The present invention relates to a method and
device for controlling banknotes.
As is known, banknotes are produced from special
sheets (typically comprising watermarks and/or metal
bands) large enough to accommodate several finished
banknotes, and which are subjected to various printing
steps, using different printing methods, to obtain the
various graphic and alphanumeric characters. More
specifically, printing may comprise some or all of the
following steps:
a) Offset printing. This is performed out of line
with the edge of the sheet, which therefore cannot be
used as a reference by which to determine the
coordinates of the offset-printed details. Offset
printing is normally performed on both sides of the
sheet. b) Copperplate printing. This is performed at high
pressure, may be displaced with respect to the offset
printing, and slightly deforms the paper, thus possibly
resulting in inclination of the copperplate with respect
to the offset printing. Copperplate printing may only be
performed on the front or both sides (front-back) of the
banknote, and may comprise several steps, each of which
may be horizontally/vertically misaligned or inclined
with respect to the others and with respect to the
offset printing. c) Silk-screen printing. Like copperplate
printing, this may be displaced or inclined with respect
to the offset printing.
Following the above printing steps, the printed
sheet is quality controlled, and only the passed
banknotes are printed with serial numbers. Finally, the
sheet is cut to separate the banknotes, but cutting is
not performed in line with any of the printed details.
Quality control is currently performed manually to
ensure the various printed details conform closely
enough with an ideal value, and that there are no errors
in colouring (too much ink or none at all), no smudges,
etc.

Supplied records.
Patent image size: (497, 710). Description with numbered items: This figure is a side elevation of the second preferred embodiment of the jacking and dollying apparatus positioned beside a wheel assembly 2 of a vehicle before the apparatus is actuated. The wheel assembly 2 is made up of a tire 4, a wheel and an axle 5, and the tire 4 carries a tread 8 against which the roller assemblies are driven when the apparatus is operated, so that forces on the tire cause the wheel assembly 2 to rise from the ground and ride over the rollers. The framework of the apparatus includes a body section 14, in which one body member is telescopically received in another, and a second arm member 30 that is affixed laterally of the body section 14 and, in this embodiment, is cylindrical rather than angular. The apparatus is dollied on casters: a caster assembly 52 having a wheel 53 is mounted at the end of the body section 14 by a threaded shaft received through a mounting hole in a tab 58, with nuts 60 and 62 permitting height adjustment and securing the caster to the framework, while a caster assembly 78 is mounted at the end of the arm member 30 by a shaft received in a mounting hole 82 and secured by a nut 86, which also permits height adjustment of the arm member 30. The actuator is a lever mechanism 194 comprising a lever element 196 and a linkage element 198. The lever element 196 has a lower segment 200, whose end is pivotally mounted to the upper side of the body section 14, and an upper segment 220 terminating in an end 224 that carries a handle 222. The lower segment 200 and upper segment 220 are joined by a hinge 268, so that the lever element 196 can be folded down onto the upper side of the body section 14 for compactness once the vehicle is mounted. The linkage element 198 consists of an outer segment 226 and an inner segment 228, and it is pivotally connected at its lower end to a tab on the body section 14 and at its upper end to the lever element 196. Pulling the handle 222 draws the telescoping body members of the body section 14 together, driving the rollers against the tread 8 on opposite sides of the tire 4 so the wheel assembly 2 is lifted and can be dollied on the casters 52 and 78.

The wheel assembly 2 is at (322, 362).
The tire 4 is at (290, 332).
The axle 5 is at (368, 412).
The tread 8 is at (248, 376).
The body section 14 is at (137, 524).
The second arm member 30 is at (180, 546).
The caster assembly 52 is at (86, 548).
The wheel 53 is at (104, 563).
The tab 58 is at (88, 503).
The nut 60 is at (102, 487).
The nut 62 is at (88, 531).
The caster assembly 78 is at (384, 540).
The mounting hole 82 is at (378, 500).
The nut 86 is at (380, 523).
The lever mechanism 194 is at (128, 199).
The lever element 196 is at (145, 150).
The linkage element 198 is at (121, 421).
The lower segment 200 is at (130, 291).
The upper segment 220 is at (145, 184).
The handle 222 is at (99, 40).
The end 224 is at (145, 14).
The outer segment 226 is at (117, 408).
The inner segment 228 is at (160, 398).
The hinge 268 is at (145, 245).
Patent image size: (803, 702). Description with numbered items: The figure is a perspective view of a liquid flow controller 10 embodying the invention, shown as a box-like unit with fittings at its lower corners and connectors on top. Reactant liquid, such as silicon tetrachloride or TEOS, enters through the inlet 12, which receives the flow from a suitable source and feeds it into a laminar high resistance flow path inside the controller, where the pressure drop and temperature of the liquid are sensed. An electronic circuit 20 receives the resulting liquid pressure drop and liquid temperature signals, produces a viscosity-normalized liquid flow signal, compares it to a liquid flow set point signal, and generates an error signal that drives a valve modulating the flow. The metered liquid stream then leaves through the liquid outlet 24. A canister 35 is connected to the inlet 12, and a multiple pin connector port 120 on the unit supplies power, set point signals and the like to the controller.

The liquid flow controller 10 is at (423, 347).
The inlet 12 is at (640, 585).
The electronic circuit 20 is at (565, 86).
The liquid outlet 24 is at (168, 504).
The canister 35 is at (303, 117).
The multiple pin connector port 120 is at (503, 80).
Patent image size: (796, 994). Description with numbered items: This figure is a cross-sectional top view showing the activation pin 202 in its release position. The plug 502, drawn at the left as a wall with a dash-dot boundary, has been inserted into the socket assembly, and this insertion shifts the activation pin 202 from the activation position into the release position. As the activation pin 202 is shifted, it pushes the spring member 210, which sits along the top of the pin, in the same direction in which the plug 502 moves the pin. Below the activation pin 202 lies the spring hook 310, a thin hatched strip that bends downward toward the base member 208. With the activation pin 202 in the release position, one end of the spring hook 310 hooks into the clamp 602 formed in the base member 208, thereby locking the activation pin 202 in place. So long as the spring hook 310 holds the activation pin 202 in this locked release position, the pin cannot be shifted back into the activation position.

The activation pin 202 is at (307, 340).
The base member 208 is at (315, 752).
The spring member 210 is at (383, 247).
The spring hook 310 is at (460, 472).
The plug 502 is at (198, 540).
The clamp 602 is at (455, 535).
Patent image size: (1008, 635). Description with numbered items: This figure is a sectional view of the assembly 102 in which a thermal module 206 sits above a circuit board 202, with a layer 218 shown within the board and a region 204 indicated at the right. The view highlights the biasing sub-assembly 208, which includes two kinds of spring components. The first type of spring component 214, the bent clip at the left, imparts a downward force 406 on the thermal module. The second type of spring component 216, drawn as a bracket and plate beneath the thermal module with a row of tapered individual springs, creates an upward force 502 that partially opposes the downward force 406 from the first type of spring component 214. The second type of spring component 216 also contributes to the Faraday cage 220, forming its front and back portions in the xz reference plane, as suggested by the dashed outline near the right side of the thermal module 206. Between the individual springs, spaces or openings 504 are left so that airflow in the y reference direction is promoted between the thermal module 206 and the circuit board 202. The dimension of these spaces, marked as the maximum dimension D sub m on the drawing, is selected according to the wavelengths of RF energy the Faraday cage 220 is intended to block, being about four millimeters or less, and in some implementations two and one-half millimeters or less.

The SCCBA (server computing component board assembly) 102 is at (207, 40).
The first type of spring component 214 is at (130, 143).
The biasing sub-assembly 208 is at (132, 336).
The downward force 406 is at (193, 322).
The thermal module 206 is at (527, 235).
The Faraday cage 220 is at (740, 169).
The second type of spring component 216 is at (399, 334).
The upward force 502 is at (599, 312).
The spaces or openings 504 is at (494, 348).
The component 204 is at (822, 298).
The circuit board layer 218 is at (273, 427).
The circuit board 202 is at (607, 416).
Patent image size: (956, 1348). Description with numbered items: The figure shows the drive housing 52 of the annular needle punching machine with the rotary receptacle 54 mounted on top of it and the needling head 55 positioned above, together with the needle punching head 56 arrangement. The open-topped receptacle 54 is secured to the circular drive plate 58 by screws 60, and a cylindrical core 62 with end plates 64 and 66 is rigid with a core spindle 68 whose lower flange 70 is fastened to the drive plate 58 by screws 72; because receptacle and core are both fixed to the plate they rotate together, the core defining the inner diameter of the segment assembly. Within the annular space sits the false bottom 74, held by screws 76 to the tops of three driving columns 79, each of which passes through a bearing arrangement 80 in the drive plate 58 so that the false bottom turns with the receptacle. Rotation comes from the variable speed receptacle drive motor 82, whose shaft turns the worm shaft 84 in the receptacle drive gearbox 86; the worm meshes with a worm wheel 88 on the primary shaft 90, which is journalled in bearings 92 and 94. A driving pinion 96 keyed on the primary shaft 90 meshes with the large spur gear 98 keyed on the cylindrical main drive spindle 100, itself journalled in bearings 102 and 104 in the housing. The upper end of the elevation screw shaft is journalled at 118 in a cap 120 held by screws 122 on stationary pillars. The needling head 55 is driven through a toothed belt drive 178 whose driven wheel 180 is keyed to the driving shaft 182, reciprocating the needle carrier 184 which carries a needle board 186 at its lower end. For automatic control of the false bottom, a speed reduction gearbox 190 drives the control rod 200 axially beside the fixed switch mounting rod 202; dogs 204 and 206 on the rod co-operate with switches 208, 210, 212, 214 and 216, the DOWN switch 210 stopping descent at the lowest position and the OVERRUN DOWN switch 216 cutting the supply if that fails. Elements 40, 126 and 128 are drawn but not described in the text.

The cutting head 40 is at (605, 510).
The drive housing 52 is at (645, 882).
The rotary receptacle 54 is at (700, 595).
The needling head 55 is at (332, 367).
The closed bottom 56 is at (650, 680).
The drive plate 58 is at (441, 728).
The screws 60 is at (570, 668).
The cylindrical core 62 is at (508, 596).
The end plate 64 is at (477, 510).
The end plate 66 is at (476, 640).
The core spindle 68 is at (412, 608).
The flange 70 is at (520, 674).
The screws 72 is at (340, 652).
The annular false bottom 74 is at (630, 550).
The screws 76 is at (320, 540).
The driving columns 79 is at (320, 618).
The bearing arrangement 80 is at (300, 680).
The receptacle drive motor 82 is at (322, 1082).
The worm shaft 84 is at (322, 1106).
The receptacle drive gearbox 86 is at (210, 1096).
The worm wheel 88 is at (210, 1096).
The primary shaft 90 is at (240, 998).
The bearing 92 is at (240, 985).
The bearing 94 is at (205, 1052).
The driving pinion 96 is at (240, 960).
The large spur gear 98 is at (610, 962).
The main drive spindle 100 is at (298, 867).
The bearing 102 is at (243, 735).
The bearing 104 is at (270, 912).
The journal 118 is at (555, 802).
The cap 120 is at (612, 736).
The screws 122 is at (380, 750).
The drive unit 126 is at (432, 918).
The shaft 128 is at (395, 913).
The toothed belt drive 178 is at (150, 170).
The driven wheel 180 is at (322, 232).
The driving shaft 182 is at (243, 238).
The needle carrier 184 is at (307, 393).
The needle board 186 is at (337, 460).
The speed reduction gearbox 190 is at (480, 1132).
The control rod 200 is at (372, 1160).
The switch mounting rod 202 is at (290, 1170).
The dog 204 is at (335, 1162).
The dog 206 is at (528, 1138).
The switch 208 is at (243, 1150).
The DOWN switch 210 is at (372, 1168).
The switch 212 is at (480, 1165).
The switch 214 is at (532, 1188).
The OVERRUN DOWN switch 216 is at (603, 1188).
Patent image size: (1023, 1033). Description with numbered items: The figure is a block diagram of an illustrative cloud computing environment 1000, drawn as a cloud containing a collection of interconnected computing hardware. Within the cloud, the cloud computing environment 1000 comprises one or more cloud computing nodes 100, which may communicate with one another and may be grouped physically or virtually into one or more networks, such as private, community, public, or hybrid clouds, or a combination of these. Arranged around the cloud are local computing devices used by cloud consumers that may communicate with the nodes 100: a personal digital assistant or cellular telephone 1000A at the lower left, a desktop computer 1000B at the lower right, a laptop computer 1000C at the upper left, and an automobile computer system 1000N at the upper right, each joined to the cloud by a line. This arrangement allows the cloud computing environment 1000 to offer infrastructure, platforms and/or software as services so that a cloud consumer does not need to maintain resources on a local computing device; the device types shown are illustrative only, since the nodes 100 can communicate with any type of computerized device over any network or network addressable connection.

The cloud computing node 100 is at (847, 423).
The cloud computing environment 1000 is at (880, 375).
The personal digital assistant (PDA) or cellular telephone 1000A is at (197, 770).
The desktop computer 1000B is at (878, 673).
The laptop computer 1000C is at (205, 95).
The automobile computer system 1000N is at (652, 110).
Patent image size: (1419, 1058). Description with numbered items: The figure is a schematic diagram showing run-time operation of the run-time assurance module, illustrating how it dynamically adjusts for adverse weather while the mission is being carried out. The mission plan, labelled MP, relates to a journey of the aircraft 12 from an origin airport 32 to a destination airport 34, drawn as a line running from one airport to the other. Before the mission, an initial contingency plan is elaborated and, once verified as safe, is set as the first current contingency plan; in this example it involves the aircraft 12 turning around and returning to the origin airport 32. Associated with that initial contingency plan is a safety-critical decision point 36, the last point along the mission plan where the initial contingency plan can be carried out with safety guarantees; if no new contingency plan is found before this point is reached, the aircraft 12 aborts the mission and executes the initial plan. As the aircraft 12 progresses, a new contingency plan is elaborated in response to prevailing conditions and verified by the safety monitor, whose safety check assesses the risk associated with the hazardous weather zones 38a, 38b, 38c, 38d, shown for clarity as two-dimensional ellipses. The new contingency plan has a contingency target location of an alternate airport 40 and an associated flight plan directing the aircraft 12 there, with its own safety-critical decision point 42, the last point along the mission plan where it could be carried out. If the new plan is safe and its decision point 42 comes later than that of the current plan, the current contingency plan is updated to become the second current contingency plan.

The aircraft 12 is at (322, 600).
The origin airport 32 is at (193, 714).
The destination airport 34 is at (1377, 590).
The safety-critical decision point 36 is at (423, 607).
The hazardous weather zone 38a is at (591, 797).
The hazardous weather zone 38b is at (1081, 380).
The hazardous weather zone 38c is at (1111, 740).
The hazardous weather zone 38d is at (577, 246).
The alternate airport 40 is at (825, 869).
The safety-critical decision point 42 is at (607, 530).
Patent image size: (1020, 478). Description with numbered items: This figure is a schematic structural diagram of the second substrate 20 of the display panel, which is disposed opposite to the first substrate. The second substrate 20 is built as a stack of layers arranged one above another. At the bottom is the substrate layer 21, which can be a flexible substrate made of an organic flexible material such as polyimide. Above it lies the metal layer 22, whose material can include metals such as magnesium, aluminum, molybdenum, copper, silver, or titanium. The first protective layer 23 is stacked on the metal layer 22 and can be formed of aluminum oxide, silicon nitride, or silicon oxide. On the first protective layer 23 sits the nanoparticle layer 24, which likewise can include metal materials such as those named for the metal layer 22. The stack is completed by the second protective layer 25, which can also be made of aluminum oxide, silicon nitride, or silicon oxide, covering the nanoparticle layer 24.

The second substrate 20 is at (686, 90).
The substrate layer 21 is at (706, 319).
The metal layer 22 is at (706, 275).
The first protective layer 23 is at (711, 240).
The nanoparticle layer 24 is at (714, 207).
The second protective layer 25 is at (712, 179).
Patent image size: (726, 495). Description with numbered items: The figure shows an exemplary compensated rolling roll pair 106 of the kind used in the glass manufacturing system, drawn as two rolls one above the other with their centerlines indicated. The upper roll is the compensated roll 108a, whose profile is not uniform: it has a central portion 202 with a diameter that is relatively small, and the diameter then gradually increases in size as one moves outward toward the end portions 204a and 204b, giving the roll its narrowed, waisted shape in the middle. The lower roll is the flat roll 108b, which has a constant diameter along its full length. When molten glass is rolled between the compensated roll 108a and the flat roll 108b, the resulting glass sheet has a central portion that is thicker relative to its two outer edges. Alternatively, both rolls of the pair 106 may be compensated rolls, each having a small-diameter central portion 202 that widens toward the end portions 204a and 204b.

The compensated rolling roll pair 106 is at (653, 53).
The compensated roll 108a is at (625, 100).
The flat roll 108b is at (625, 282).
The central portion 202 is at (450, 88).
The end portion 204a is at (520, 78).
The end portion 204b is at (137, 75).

Job.
Can you give the banknote-control passage again, starting at "Following the above" and ending at "the printed details.", with "serial numbers" replaced by "identification codes"? The listing is separate material, not part of the banknote-control passage.

Written answer.
Following the above printing steps, the printed
sheet is quality controlled, and only the passed
banknotes are printed with identification codes. Finally, the
sheet is cut to separate the banknotes, but cutting is
not performed in line with any of the printed details.